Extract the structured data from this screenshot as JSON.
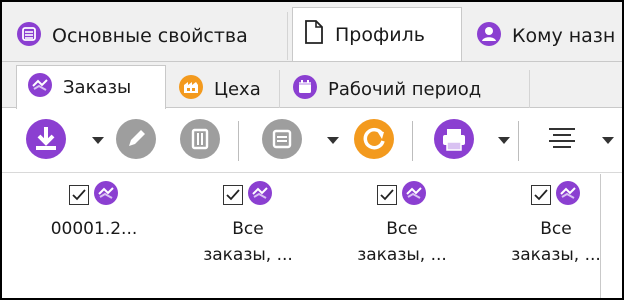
{
  "window_tabs": [
    {
      "label": "Основные свойства",
      "icon": "list-icon",
      "active": false
    },
    {
      "label": "Профиль",
      "icon": "document-icon",
      "active": true
    },
    {
      "label": "Кому назн",
      "icon": "user-icon",
      "active": false
    }
  ],
  "sub_tabs": [
    {
      "label": "Заказы",
      "icon": "orders-icon",
      "active": true
    },
    {
      "label": "Цеха",
      "icon": "workshop-icon",
      "active": false
    },
    {
      "label": "Рабочий период",
      "icon": "calendar-icon",
      "active": false
    }
  ],
  "toolbar": {
    "buttons": [
      {
        "name": "download-button",
        "icon": "download-icon",
        "enabled": true,
        "dropdown": true
      },
      {
        "name": "edit-button",
        "icon": "pencil-icon",
        "enabled": false,
        "dropdown": false
      },
      {
        "name": "delete-button",
        "icon": "trash-icon",
        "enabled": false,
        "dropdown": false
      },
      {
        "name": "copy-button",
        "icon": "copy-icon",
        "enabled": false,
        "dropdown": true
      },
      {
        "name": "refresh-button",
        "icon": "refresh-icon",
        "enabled": true,
        "dropdown": false
      },
      {
        "name": "print-button",
        "icon": "printer-icon",
        "enabled": true,
        "dropdown": true
      },
      {
        "name": "align-button",
        "icon": "align-icon",
        "enabled": true,
        "dropdown": true
      }
    ]
  },
  "items": [
    {
      "label": "00001.2...",
      "checked": true
    },
    {
      "label": "Все\nзаказы, ...",
      "checked": true
    },
    {
      "label": "Все\nзаказы, ...",
      "checked": true
    },
    {
      "label": "Все\nзаказы, ...",
      "checked": true
    }
  ],
  "colors": {
    "purple": "#8b3fd1",
    "orange": "#f39a1e",
    "gray_disabled": "#9e9e9e"
  }
}
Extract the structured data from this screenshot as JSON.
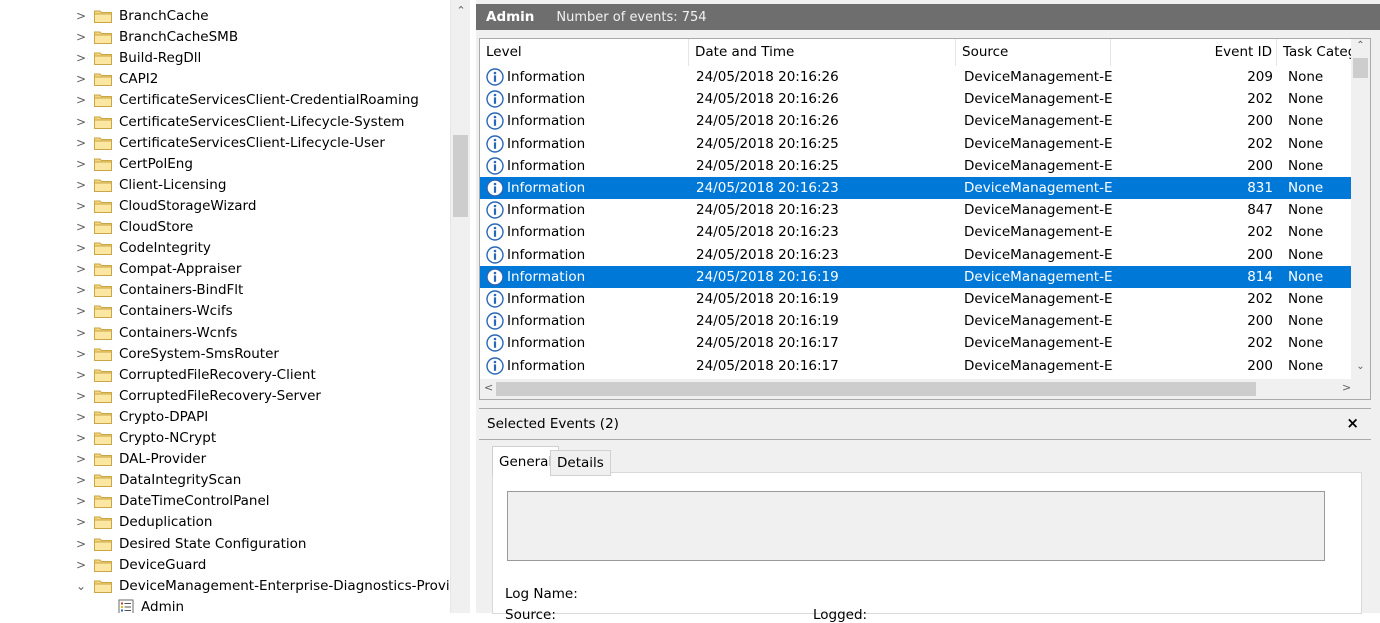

SHORT TASK: From start to finish, output the listing exactly, but omit its pictures.

WRITTEN RESPONSE:
Extract the structured data from this screenshot as JSON.
{
  "window_tabs": [
    {
      "label": "Основные свойства",
      "icon": "list-icon",
      "active": false
    },
    {
      "label": "Профиль",
      "icon": "document-icon",
      "active": true
    },
    {
      "label": "Кому назн",
      "icon": "user-icon",
      "active": false
    }
  ],
  "sub_tabs": [
    {
      "label": "Заказы",
      "icon": "orders-icon",
      "active": true
    },
    {
      "label": "Цеха",
      "icon": "workshop-icon",
      "active": false
    },
    {
      "label": "Рабочий период",
      "icon": "calendar-icon",
      "active": false
    }
  ],
  "toolbar": {
    "buttons": [
      {
        "name": "download-button",
        "icon": "download-icon",
        "enabled": true,
        "dropdown": true
      },
      {
        "name": "edit-button",
        "icon": "pencil-icon",
        "enabled": false,
        "dropdown": false
      },
      {
        "name": "delete-button",
        "icon": "trash-icon",
        "enabled": false,
        "dropdown": false
      },
      {
        "name": "copy-button",
        "icon": "copy-icon",
        "enabled": false,
        "dropdown": true
      },
      {
        "name": "refresh-button",
        "icon": "refresh-icon",
        "enabled": true,
        "dropdown": false
      },
      {
        "name": "print-button",
        "icon": "printer-icon",
        "enabled": true,
        "dropdown": true
      },
      {
        "name": "align-button",
        "icon": "align-icon",
        "enabled": true,
        "dropdown": true
      }
    ]
  },
  "items": [
    {
      "label": "00001.2...",
      "checked": true
    },
    {
      "label": "Все\nзаказы, ...",
      "checked": true
    },
    {
      "label": "Все\nзаказы, ...",
      "checked": true
    },
    {
      "label": "Все\nзаказы, ...",
      "checked": true
    }
  ],
  "colors": {
    "purple": "#8b3fd1",
    "orange": "#f39a1e",
    "gray_disabled": "#9e9e9e"
  }
}
Extract the structured data from this screenshot as JSON.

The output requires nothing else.